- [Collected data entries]
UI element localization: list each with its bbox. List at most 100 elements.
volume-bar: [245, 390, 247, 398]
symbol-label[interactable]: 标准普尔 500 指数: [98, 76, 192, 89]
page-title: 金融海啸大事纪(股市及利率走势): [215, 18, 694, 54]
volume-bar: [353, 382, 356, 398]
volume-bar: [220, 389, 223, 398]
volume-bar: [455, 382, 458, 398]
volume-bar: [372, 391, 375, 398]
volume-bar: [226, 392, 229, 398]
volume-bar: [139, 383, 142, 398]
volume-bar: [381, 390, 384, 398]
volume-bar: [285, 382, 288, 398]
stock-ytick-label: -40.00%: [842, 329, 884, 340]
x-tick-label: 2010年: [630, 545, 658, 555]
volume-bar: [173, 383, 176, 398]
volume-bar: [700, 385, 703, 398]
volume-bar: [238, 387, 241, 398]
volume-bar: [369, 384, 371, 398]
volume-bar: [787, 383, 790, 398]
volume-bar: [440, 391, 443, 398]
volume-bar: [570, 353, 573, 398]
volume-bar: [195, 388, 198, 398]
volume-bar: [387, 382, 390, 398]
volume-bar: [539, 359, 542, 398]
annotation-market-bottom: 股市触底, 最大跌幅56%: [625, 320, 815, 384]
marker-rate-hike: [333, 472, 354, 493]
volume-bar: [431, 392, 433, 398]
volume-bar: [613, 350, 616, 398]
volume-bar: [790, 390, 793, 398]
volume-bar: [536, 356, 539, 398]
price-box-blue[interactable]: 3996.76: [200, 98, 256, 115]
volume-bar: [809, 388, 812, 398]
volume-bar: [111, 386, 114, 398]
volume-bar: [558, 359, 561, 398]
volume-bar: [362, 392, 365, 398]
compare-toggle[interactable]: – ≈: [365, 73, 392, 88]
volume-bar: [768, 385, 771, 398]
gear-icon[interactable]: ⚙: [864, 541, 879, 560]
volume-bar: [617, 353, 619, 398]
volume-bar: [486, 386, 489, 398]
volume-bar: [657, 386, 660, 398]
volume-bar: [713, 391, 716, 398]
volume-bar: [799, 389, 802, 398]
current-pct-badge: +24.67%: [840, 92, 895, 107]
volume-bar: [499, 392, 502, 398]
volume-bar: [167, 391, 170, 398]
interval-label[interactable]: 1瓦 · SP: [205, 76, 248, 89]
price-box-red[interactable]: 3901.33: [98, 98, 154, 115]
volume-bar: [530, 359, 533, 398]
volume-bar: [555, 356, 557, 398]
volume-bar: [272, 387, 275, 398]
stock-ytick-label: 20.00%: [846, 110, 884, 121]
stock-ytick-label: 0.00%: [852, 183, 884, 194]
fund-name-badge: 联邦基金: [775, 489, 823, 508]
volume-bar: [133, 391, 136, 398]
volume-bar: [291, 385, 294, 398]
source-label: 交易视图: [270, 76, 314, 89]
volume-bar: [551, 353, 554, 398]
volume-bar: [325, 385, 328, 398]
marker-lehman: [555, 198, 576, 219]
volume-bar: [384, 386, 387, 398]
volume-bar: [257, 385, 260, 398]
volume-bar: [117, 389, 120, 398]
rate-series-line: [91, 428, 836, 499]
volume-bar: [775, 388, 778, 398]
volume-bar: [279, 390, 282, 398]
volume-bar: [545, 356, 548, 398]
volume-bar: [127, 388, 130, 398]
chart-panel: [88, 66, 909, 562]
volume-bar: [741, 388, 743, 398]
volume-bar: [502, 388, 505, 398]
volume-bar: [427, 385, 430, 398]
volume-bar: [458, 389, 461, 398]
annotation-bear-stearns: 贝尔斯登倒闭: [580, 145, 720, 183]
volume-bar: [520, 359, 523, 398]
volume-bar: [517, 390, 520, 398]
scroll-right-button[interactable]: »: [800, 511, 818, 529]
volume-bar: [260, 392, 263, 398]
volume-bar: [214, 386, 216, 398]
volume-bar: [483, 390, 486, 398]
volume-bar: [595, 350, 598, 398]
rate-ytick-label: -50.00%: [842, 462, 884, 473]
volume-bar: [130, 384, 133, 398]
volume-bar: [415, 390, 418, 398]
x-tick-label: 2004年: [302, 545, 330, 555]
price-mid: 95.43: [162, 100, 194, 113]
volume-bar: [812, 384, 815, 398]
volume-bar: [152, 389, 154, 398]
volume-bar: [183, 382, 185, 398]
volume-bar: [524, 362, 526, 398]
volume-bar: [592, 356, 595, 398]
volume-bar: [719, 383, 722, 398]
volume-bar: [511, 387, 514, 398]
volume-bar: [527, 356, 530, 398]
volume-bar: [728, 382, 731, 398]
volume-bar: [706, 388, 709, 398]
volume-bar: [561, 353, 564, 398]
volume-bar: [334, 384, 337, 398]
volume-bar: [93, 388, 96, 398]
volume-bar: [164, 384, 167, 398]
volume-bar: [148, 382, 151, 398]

- [Task details]
Copy the data above word for word, from the very first line through the line with "volume-bar: [486, 386, 489, 398]", including both.

- [Answer in full]
UI element localization: list each with its bbox. List at most 100 elements.
volume-bar: [245, 390, 247, 398]
symbol-label[interactable]: 标准普尔 500 指数: [98, 76, 192, 89]
page-title: 金融海啸大事纪(股市及利率走势): [215, 18, 694, 54]
volume-bar: [353, 382, 356, 398]
volume-bar: [220, 389, 223, 398]
volume-bar: [455, 382, 458, 398]
volume-bar: [372, 391, 375, 398]
volume-bar: [226, 392, 229, 398]
volume-bar: [139, 383, 142, 398]
volume-bar: [381, 390, 384, 398]
volume-bar: [285, 382, 288, 398]
stock-ytick-label: -40.00%: [842, 329, 884, 340]
x-tick-label: 2010年: [630, 545, 658, 555]
volume-bar: [173, 383, 176, 398]
volume-bar: [700, 385, 703, 398]
volume-bar: [238, 387, 241, 398]
volume-bar: [369, 384, 371, 398]
volume-bar: [787, 383, 790, 398]
volume-bar: [440, 391, 443, 398]
volume-bar: [570, 353, 573, 398]
volume-bar: [195, 388, 198, 398]
volume-bar: [387, 382, 390, 398]
volume-bar: [539, 359, 542, 398]
annotation-market-bottom: 股市触底, 最大跌幅56%: [625, 320, 815, 384]
marker-rate-hike: [333, 472, 354, 493]
volume-bar: [431, 392, 433, 398]
volume-bar: [613, 350, 616, 398]
volume-bar: [790, 390, 793, 398]
volume-bar: [536, 356, 539, 398]
price-box-blue[interactable]: 3996.76: [200, 98, 256, 115]
volume-bar: [809, 388, 812, 398]
volume-bar: [111, 386, 114, 398]
volume-bar: [558, 359, 561, 398]
volume-bar: [362, 392, 365, 398]
compare-toggle[interactable]: – ≈: [365, 73, 392, 88]
volume-bar: [768, 385, 771, 398]
gear-icon[interactable]: ⚙: [864, 541, 879, 560]
volume-bar: [617, 353, 619, 398]
volume-bar: [486, 386, 489, 398]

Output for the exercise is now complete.